▸ RECORDS PROVIDED:
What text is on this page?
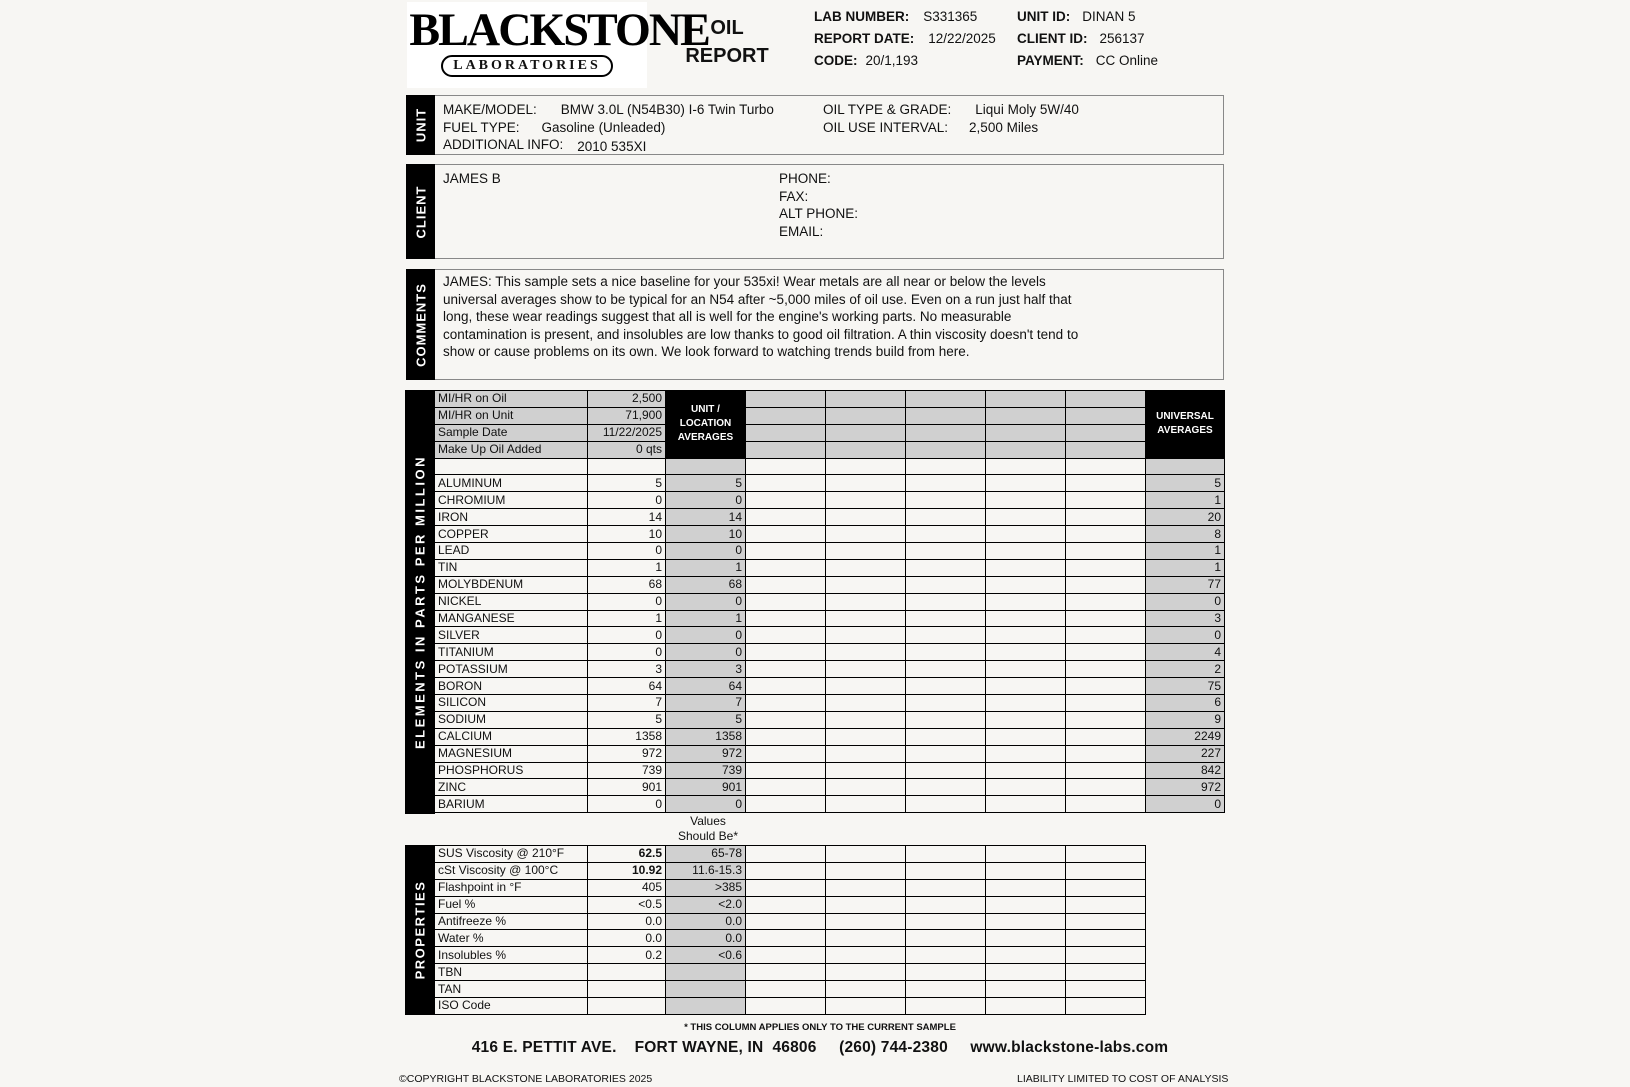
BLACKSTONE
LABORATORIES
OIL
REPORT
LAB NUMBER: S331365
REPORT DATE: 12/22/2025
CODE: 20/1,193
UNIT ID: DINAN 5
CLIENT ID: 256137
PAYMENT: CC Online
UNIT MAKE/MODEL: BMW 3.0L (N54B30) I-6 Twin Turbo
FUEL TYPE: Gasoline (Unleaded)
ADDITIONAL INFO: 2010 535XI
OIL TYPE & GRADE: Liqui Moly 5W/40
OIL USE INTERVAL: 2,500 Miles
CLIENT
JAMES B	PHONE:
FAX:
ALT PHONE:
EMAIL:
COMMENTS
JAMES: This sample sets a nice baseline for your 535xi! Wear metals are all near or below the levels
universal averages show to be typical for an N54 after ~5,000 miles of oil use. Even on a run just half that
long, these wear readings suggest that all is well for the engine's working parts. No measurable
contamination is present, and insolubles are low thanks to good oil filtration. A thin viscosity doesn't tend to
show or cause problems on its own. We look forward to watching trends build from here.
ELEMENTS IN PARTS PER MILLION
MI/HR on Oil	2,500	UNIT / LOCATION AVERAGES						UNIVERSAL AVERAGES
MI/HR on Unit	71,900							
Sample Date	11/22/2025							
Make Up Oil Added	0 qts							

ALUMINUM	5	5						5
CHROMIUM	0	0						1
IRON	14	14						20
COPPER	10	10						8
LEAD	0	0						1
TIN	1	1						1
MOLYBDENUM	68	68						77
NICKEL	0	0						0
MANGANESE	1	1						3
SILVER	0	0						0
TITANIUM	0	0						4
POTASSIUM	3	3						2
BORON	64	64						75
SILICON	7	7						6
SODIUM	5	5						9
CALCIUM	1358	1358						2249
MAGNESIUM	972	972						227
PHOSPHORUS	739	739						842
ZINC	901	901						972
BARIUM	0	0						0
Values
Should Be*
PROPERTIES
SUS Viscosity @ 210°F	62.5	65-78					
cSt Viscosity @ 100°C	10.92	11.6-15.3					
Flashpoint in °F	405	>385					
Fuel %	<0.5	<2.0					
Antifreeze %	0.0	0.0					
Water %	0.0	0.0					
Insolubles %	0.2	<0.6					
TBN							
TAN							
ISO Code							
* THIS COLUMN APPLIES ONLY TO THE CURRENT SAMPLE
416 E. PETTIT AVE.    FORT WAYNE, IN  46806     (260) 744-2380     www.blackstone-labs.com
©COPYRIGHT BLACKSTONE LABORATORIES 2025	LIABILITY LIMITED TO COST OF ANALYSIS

▸ TASK DETAILS:
Write the material out again exactly as it appears, dropping the pictures.

▸ WRITTEN SOLUTION:
What text is on this page?
BLACKSTONE
LABORATORIES
OIL
REPORT
LAB NUMBER: S331365
REPORT DATE: 12/22/2025
CODE: 20/1,193
UNIT ID: DINAN 5
CLIENT ID: 256137
PAYMENT: CC Online
UNIT MAKE/MODEL: BMW 3.0L (N54B30) I-6 Twin Turbo
FUEL TYPE: Gasoline (Unleaded)
ADDITIONAL INFO: 2010 535XI
OIL TYPE & GRADE: Liqui Moly 5W/40
OIL USE INTERVAL: 2,500 Miles
CLIENT
JAMES B	PHONE:
FAX:
ALT PHONE:
EMAIL:
COMMENTS
JAMES: This sample sets a nice baseline for your 535xi! Wear metals are all near or below the levels
universal averages show to be typical for an N54 after ~5,000 miles of oil use. Even on a run just half that
long, these wear readings suggest that all is well for the engine's working parts. No measurable
contamination is present, and insolubles are low thanks to good oil filtration. A thin viscosity doesn't tend to
show or cause problems on its own. We look forward to watching trends build from here.
ELEMENTS IN PARTS PER MILLION
MI/HR on Oil	2,500	UNIT / LOCATION AVERAGES						UNIVERSAL AVERAGES
MI/HR on Unit	71,900							
Sample Date	11/22/2025							
Make Up Oil Added	0 qts							

ALUMINUM	5	5						5
CHROMIUM	0	0						1
IRON	14	14						20
COPPER	10	10						8
LEAD	0	0						1
TIN	1	1						1
MOLYBDENUM	68	68						77
NICKEL	0	0						0
MANGANESE	1	1						3
SILVER	0	0						0
TITANIUM	0	0						4
POTASSIUM	3	3						2
BORON	64	64						75
SILICON	7	7						6
SODIUM	5	5						9
CALCIUM	1358	1358						2249
MAGNESIUM	972	972						227
PHOSPHORUS	739	739						842
ZINC	901	901						972
BARIUM	0	0						0
Values
Should Be*
PROPERTIES
SUS Viscosity @ 210°F	62.5	65-78					
cSt Viscosity @ 100°C	10.92	11.6-15.3					
Flashpoint in °F	405	>385					
Fuel %	<0.5	<2.0					
Antifreeze %	0.0	0.0					
Water %	0.0	0.0					
Insolubles %	0.2	<0.6					
TBN							
TAN							
ISO Code							
* THIS COLUMN APPLIES ONLY TO THE CURRENT SAMPLE
416 E. PETTIT AVE.    FORT WAYNE, IN  46806     (260) 744-2380     www.blackstone-labs.com
©COPYRIGHT BLACKSTONE LABORATORIES 2025	LIABILITY LIMITED TO COST OF ANALYSIS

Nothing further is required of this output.